Below are some records. Copy every line in them that holds "data".

* * * *

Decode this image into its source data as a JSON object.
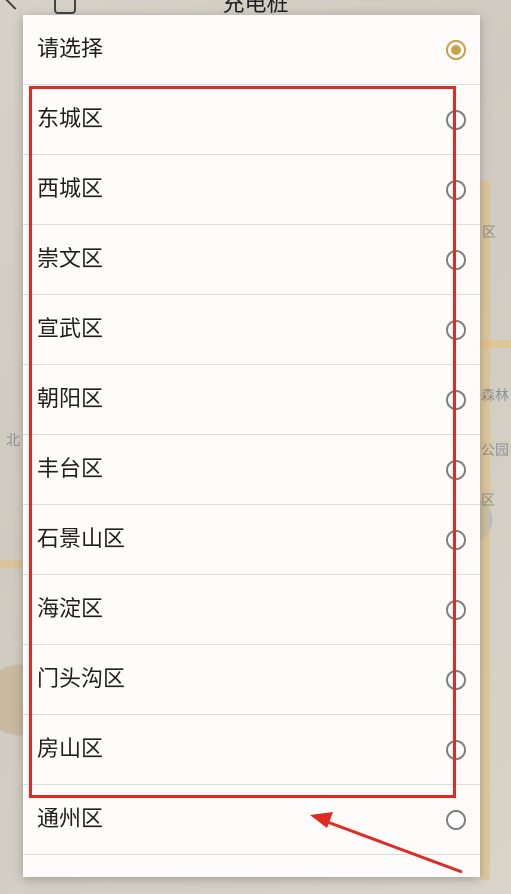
{
  "header": {
    "title": "充电桩"
  },
  "dialog": {
    "options": [
      {
        "label": "请选择",
        "checked": true
      },
      {
        "label": "东城区",
        "checked": false
      },
      {
        "label": "西城区",
        "checked": false
      },
      {
        "label": "崇文区",
        "checked": false
      },
      {
        "label": "宣武区",
        "checked": false
      },
      {
        "label": "朝阳区",
        "checked": false
      },
      {
        "label": "丰台区",
        "checked": false
      },
      {
        "label": "石景山区",
        "checked": false
      },
      {
        "label": "海淀区",
        "checked": false
      },
      {
        "label": "门头沟区",
        "checked": false
      },
      {
        "label": "房山区",
        "checked": false
      },
      {
        "label": "通州区",
        "checked": false
      }
    ]
  },
  "map_labels": [
    "区",
    "北",
    "公园",
    "森林",
    "区"
  ],
  "colors": {
    "accent": "#c8a24a",
    "annotation": "#e02a22"
  }
}
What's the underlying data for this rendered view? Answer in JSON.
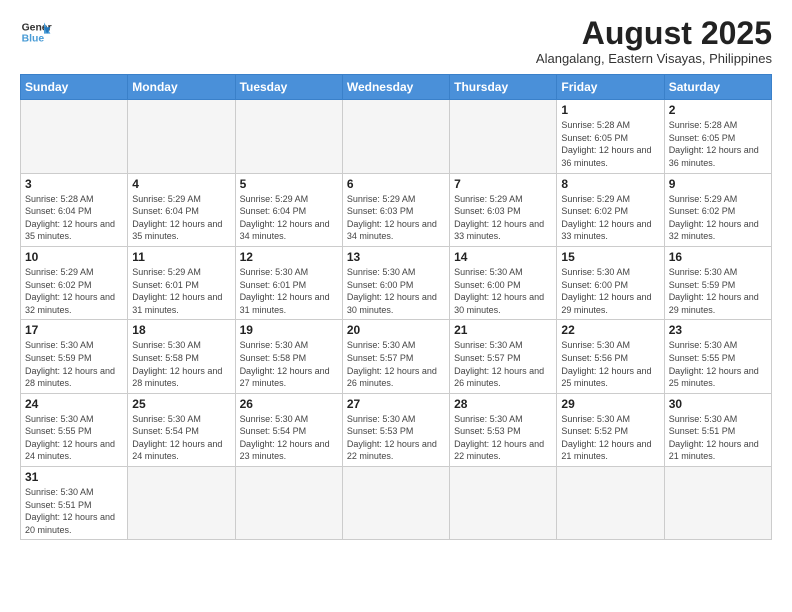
{
  "header": {
    "logo_general": "General",
    "logo_blue": "Blue",
    "month_year": "August 2025",
    "location": "Alangalang, Eastern Visayas, Philippines"
  },
  "days_of_week": [
    "Sunday",
    "Monday",
    "Tuesday",
    "Wednesday",
    "Thursday",
    "Friday",
    "Saturday"
  ],
  "weeks": [
    [
      {
        "day": "",
        "info": ""
      },
      {
        "day": "",
        "info": ""
      },
      {
        "day": "",
        "info": ""
      },
      {
        "day": "",
        "info": ""
      },
      {
        "day": "",
        "info": ""
      },
      {
        "day": "1",
        "info": "Sunrise: 5:28 AM\nSunset: 6:05 PM\nDaylight: 12 hours\nand 36 minutes."
      },
      {
        "day": "2",
        "info": "Sunrise: 5:28 AM\nSunset: 6:05 PM\nDaylight: 12 hours\nand 36 minutes."
      }
    ],
    [
      {
        "day": "3",
        "info": "Sunrise: 5:28 AM\nSunset: 6:04 PM\nDaylight: 12 hours\nand 35 minutes."
      },
      {
        "day": "4",
        "info": "Sunrise: 5:29 AM\nSunset: 6:04 PM\nDaylight: 12 hours\nand 35 minutes."
      },
      {
        "day": "5",
        "info": "Sunrise: 5:29 AM\nSunset: 6:04 PM\nDaylight: 12 hours\nand 34 minutes."
      },
      {
        "day": "6",
        "info": "Sunrise: 5:29 AM\nSunset: 6:03 PM\nDaylight: 12 hours\nand 34 minutes."
      },
      {
        "day": "7",
        "info": "Sunrise: 5:29 AM\nSunset: 6:03 PM\nDaylight: 12 hours\nand 33 minutes."
      },
      {
        "day": "8",
        "info": "Sunrise: 5:29 AM\nSunset: 6:02 PM\nDaylight: 12 hours\nand 33 minutes."
      },
      {
        "day": "9",
        "info": "Sunrise: 5:29 AM\nSunset: 6:02 PM\nDaylight: 12 hours\nand 32 minutes."
      }
    ],
    [
      {
        "day": "10",
        "info": "Sunrise: 5:29 AM\nSunset: 6:02 PM\nDaylight: 12 hours\nand 32 minutes."
      },
      {
        "day": "11",
        "info": "Sunrise: 5:29 AM\nSunset: 6:01 PM\nDaylight: 12 hours\nand 31 minutes."
      },
      {
        "day": "12",
        "info": "Sunrise: 5:30 AM\nSunset: 6:01 PM\nDaylight: 12 hours\nand 31 minutes."
      },
      {
        "day": "13",
        "info": "Sunrise: 5:30 AM\nSunset: 6:00 PM\nDaylight: 12 hours\nand 30 minutes."
      },
      {
        "day": "14",
        "info": "Sunrise: 5:30 AM\nSunset: 6:00 PM\nDaylight: 12 hours\nand 30 minutes."
      },
      {
        "day": "15",
        "info": "Sunrise: 5:30 AM\nSunset: 6:00 PM\nDaylight: 12 hours\nand 29 minutes."
      },
      {
        "day": "16",
        "info": "Sunrise: 5:30 AM\nSunset: 5:59 PM\nDaylight: 12 hours\nand 29 minutes."
      }
    ],
    [
      {
        "day": "17",
        "info": "Sunrise: 5:30 AM\nSunset: 5:59 PM\nDaylight: 12 hours\nand 28 minutes."
      },
      {
        "day": "18",
        "info": "Sunrise: 5:30 AM\nSunset: 5:58 PM\nDaylight: 12 hours\nand 28 minutes."
      },
      {
        "day": "19",
        "info": "Sunrise: 5:30 AM\nSunset: 5:58 PM\nDaylight: 12 hours\nand 27 minutes."
      },
      {
        "day": "20",
        "info": "Sunrise: 5:30 AM\nSunset: 5:57 PM\nDaylight: 12 hours\nand 26 minutes."
      },
      {
        "day": "21",
        "info": "Sunrise: 5:30 AM\nSunset: 5:57 PM\nDaylight: 12 hours\nand 26 minutes."
      },
      {
        "day": "22",
        "info": "Sunrise: 5:30 AM\nSunset: 5:56 PM\nDaylight: 12 hours\nand 25 minutes."
      },
      {
        "day": "23",
        "info": "Sunrise: 5:30 AM\nSunset: 5:55 PM\nDaylight: 12 hours\nand 25 minutes."
      }
    ],
    [
      {
        "day": "24",
        "info": "Sunrise: 5:30 AM\nSunset: 5:55 PM\nDaylight: 12 hours\nand 24 minutes."
      },
      {
        "day": "25",
        "info": "Sunrise: 5:30 AM\nSunset: 5:54 PM\nDaylight: 12 hours\nand 24 minutes."
      },
      {
        "day": "26",
        "info": "Sunrise: 5:30 AM\nSunset: 5:54 PM\nDaylight: 12 hours\nand 23 minutes."
      },
      {
        "day": "27",
        "info": "Sunrise: 5:30 AM\nSunset: 5:53 PM\nDaylight: 12 hours\nand 22 minutes."
      },
      {
        "day": "28",
        "info": "Sunrise: 5:30 AM\nSunset: 5:53 PM\nDaylight: 12 hours\nand 22 minutes."
      },
      {
        "day": "29",
        "info": "Sunrise: 5:30 AM\nSunset: 5:52 PM\nDaylight: 12 hours\nand 21 minutes."
      },
      {
        "day": "30",
        "info": "Sunrise: 5:30 AM\nSunset: 5:51 PM\nDaylight: 12 hours\nand 21 minutes."
      }
    ],
    [
      {
        "day": "31",
        "info": "Sunrise: 5:30 AM\nSunset: 5:51 PM\nDaylight: 12 hours\nand 20 minutes."
      },
      {
        "day": "",
        "info": ""
      },
      {
        "day": "",
        "info": ""
      },
      {
        "day": "",
        "info": ""
      },
      {
        "day": "",
        "info": ""
      },
      {
        "day": "",
        "info": ""
      },
      {
        "day": "",
        "info": ""
      }
    ]
  ]
}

* * * *

• THE RESULT
Decode this image into its source data as a JSON object.
What's the underlying data for this rendered view? Answer in JSON.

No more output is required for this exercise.